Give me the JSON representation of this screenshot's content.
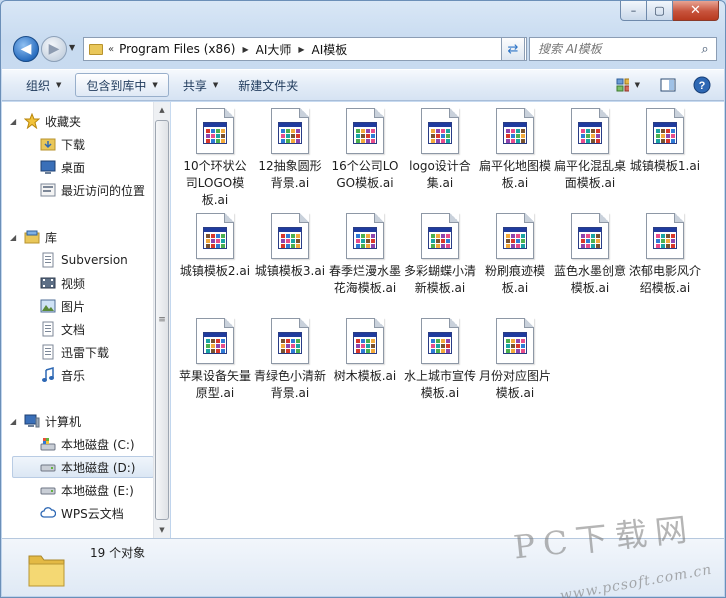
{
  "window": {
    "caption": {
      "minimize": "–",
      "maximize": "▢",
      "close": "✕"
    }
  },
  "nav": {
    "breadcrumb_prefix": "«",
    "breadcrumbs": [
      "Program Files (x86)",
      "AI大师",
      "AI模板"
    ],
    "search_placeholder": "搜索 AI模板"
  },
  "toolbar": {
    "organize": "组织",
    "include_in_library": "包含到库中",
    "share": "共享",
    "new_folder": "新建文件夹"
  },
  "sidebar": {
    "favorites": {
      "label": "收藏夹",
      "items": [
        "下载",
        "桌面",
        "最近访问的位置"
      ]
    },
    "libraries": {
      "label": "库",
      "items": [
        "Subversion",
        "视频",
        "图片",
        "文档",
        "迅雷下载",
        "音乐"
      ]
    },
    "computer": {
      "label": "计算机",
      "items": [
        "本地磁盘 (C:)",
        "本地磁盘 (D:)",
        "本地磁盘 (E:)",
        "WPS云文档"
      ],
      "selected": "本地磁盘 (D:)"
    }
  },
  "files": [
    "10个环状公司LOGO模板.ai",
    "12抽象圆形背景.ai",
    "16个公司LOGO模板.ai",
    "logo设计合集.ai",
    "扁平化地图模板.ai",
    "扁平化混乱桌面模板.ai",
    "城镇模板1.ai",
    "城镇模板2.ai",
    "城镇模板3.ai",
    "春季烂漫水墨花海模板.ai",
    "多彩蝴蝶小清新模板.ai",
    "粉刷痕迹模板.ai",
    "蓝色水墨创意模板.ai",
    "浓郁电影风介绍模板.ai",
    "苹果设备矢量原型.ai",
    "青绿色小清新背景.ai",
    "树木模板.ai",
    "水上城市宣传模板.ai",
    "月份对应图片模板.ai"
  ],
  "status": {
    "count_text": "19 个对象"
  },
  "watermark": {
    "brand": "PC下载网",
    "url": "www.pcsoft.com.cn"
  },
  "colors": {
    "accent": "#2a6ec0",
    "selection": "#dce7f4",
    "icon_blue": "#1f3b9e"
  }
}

------------------------------------------------------------------------

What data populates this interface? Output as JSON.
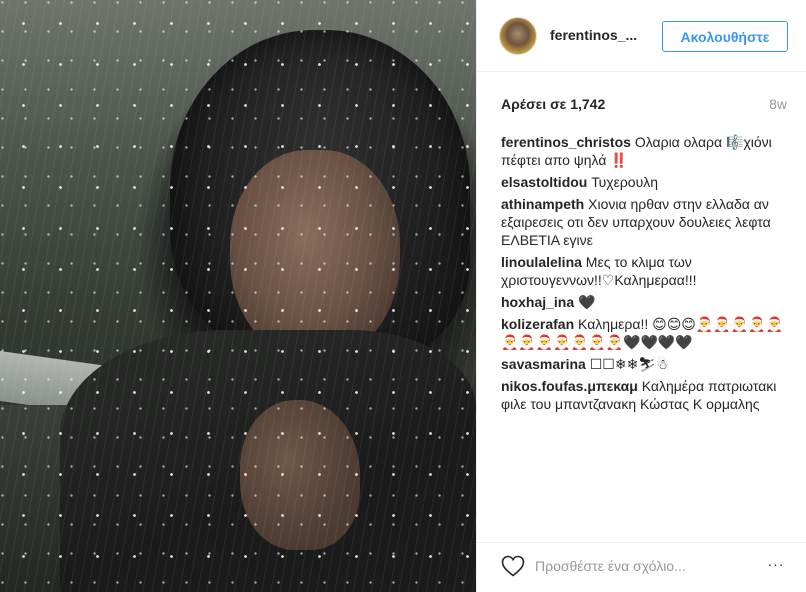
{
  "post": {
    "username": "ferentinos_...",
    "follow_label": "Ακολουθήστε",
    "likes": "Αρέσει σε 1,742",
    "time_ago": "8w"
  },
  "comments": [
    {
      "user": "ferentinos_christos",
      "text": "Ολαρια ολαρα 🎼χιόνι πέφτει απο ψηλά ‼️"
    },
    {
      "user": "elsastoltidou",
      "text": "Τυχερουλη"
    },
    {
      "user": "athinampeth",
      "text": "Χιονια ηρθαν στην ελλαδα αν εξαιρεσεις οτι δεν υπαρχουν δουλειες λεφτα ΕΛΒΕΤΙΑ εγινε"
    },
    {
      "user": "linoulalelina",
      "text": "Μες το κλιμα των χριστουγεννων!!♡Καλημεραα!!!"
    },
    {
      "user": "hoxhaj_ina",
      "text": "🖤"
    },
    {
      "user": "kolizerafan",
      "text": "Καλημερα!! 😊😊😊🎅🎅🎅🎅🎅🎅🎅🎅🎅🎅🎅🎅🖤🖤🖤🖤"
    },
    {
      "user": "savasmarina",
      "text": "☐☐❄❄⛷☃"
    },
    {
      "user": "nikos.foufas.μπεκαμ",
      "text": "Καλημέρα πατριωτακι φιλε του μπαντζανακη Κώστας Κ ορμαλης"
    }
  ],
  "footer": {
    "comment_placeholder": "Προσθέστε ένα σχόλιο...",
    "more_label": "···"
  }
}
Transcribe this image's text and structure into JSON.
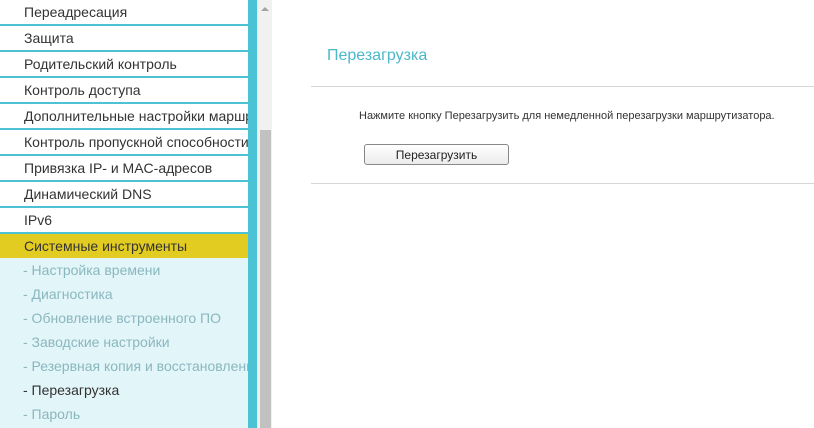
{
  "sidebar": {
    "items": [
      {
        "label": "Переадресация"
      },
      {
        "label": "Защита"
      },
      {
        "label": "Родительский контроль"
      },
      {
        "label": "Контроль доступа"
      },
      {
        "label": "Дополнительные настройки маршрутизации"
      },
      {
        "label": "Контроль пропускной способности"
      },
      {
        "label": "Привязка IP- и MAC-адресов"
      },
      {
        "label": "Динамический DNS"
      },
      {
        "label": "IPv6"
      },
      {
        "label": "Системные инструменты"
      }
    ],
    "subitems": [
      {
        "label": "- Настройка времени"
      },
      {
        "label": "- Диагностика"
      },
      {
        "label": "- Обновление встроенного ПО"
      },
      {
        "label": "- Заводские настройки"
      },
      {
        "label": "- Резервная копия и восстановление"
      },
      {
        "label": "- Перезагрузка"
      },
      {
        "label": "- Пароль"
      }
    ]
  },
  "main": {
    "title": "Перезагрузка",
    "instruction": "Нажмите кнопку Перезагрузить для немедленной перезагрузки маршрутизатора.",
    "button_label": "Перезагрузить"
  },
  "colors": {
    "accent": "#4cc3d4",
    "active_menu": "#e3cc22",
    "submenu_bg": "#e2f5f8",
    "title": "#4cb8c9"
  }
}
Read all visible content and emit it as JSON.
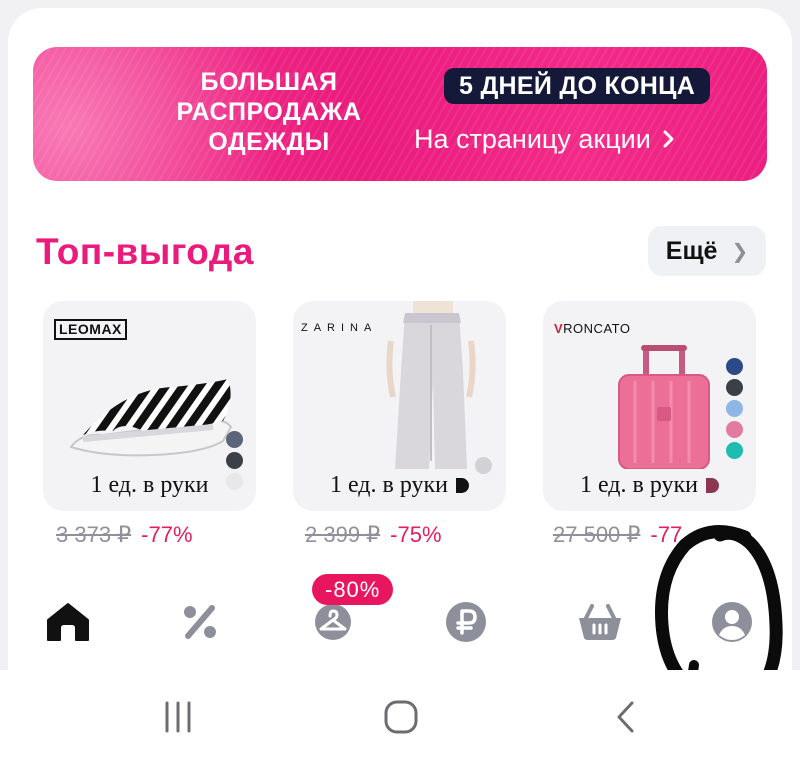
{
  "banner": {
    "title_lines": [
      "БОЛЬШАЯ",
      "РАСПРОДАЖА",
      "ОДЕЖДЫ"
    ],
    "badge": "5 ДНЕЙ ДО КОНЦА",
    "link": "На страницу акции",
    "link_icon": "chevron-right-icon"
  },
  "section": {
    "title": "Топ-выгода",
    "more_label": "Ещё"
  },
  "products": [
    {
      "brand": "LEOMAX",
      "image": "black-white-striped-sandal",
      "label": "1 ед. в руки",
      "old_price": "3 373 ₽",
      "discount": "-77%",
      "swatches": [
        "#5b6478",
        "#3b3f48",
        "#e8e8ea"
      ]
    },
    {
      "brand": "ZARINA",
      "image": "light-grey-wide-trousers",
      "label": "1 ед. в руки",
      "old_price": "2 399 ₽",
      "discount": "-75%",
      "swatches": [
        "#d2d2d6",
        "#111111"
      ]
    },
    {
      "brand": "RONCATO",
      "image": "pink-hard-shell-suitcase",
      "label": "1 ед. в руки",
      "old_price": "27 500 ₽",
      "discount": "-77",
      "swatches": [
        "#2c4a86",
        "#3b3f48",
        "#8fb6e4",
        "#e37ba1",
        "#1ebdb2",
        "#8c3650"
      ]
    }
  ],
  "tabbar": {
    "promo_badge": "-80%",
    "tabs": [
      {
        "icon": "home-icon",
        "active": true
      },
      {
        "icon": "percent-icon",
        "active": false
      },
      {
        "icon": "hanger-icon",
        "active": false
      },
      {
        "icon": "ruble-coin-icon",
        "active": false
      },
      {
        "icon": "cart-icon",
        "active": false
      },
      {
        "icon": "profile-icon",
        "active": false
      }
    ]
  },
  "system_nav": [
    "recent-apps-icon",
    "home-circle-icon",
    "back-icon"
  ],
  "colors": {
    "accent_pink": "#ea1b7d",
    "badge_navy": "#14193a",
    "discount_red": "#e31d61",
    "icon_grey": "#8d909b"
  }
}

------------------------------------------------------------------------

◆ Exercise requirements ◆
Lines that hold the word "brand" are the ones to return, every one of them.

◆ Problem solution ◆
    "brand": "PC下载网",
      "brand": "LEOMAX",
      "brand": "ZARINA",
      "brand": "RONCATO",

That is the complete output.